— Begin Working data —

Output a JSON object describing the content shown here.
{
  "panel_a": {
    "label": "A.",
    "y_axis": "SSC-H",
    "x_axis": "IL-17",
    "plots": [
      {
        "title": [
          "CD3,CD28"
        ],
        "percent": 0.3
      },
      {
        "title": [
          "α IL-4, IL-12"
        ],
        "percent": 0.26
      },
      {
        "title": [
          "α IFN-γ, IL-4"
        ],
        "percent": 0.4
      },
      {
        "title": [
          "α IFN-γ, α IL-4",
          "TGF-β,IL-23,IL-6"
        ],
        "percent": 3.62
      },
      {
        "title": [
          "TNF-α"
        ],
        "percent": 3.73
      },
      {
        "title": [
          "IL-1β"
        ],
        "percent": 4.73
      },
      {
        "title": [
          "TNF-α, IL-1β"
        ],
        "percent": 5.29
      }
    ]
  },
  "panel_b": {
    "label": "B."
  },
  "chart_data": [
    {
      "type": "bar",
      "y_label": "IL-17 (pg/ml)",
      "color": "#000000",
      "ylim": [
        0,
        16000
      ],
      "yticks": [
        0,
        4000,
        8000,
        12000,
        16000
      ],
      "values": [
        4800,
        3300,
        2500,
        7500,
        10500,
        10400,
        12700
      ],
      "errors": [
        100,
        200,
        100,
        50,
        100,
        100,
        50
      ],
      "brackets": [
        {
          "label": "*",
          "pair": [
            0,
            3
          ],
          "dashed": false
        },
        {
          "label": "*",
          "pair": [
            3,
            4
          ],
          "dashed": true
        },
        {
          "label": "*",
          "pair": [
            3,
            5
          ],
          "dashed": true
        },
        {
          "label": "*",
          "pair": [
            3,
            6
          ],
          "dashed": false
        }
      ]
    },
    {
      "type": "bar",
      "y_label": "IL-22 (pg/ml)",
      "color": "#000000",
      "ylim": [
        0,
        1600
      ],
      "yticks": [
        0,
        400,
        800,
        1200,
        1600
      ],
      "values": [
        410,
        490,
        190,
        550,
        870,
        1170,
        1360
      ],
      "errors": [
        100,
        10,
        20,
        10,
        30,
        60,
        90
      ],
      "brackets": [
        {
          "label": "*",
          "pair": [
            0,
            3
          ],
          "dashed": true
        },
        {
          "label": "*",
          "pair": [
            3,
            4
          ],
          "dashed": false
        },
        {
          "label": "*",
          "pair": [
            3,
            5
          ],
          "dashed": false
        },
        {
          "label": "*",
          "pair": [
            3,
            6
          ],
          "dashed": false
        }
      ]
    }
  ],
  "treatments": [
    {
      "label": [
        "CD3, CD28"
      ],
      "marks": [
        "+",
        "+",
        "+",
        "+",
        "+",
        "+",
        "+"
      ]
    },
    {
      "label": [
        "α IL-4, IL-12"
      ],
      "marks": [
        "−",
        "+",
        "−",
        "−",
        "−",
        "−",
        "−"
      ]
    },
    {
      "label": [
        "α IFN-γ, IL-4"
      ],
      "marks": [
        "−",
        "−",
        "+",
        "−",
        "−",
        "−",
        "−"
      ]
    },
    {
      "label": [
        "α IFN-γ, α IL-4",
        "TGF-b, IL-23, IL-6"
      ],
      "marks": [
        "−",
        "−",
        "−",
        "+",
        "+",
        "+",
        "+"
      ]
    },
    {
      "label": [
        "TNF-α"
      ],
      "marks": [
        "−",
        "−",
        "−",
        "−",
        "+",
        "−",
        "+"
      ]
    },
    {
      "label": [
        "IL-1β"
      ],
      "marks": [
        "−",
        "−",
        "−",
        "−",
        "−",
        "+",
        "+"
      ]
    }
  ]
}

— End Working data —

Problem requirements — Reproduce the data in its entirety, matching each character.

The result —
Output a JSON object describing the content shown here.
{
  "panel_a": {
    "label": "A.",
    "y_axis": "SSC-H",
    "x_axis": "IL-17",
    "plots": [
      {
        "title": [
          "CD3,CD28"
        ],
        "percent": 0.3
      },
      {
        "title": [
          "α IL-4, IL-12"
        ],
        "percent": 0.26
      },
      {
        "title": [
          "α IFN-γ, IL-4"
        ],
        "percent": 0.4
      },
      {
        "title": [
          "α IFN-γ, α IL-4",
          "TGF-β,IL-23,IL-6"
        ],
        "percent": 3.62
      },
      {
        "title": [
          "TNF-α"
        ],
        "percent": 3.73
      },
      {
        "title": [
          "IL-1β"
        ],
        "percent": 4.73
      },
      {
        "title": [
          "TNF-α, IL-1β"
        ],
        "percent": 5.29
      }
    ]
  },
  "panel_b": {
    "label": "B."
  },
  "chart_data": [
    {
      "type": "bar",
      "y_label": "IL-17 (pg/ml)",
      "color": "#000000",
      "ylim": [
        0,
        16000
      ],
      "yticks": [
        0,
        4000,
        8000,
        12000,
        16000
      ],
      "values": [
        4800,
        3300,
        2500,
        7500,
        10500,
        10400,
        12700
      ],
      "errors": [
        100,
        200,
        100,
        50,
        100,
        100,
        50
      ],
      "brackets": [
        {
          "label": "*",
          "pair": [
            0,
            3
          ],
          "dashed": false
        },
        {
          "label": "*",
          "pair": [
            3,
            4
          ],
          "dashed": true
        },
        {
          "label": "*",
          "pair": [
            3,
            5
          ],
          "dashed": true
        },
        {
          "label": "*",
          "pair": [
            3,
            6
          ],
          "dashed": false
        }
      ]
    },
    {
      "type": "bar",
      "y_label": "IL-22 (pg/ml)",
      "color": "#000000",
      "ylim": [
        0,
        1600
      ],
      "yticks": [
        0,
        400,
        800,
        1200,
        1600
      ],
      "values": [
        410,
        490,
        190,
        550,
        870,
        1170,
        1360
      ],
      "errors": [
        100,
        10,
        20,
        10,
        30,
        60,
        90
      ],
      "brackets": [
        {
          "label": "*",
          "pair": [
            0,
            3
          ],
          "dashed": true
        },
        {
          "label": "*",
          "pair": [
            3,
            4
          ],
          "dashed": false
        },
        {
          "label": "*",
          "pair": [
            3,
            5
          ],
          "dashed": false
        },
        {
          "label": "*",
          "pair": [
            3,
            6
          ],
          "dashed": false
        }
      ]
    }
  ],
  "treatments": [
    {
      "label": [
        "CD3, CD28"
      ],
      "marks": [
        "+",
        "+",
        "+",
        "+",
        "+",
        "+",
        "+"
      ]
    },
    {
      "label": [
        "α IL-4, IL-12"
      ],
      "marks": [
        "−",
        "+",
        "−",
        "−",
        "−",
        "−",
        "−"
      ]
    },
    {
      "label": [
        "α IFN-γ, IL-4"
      ],
      "marks": [
        "−",
        "−",
        "+",
        "−",
        "−",
        "−",
        "−"
      ]
    },
    {
      "label": [
        "α IFN-γ, α IL-4",
        "TGF-b, IL-23, IL-6"
      ],
      "marks": [
        "−",
        "−",
        "−",
        "+",
        "+",
        "+",
        "+"
      ]
    },
    {
      "label": [
        "TNF-α"
      ],
      "marks": [
        "−",
        "−",
        "−",
        "−",
        "+",
        "−",
        "+"
      ]
    },
    {
      "label": [
        "IL-1β"
      ],
      "marks": [
        "−",
        "−",
        "−",
        "−",
        "−",
        "+",
        "+"
      ]
    }
  ]
}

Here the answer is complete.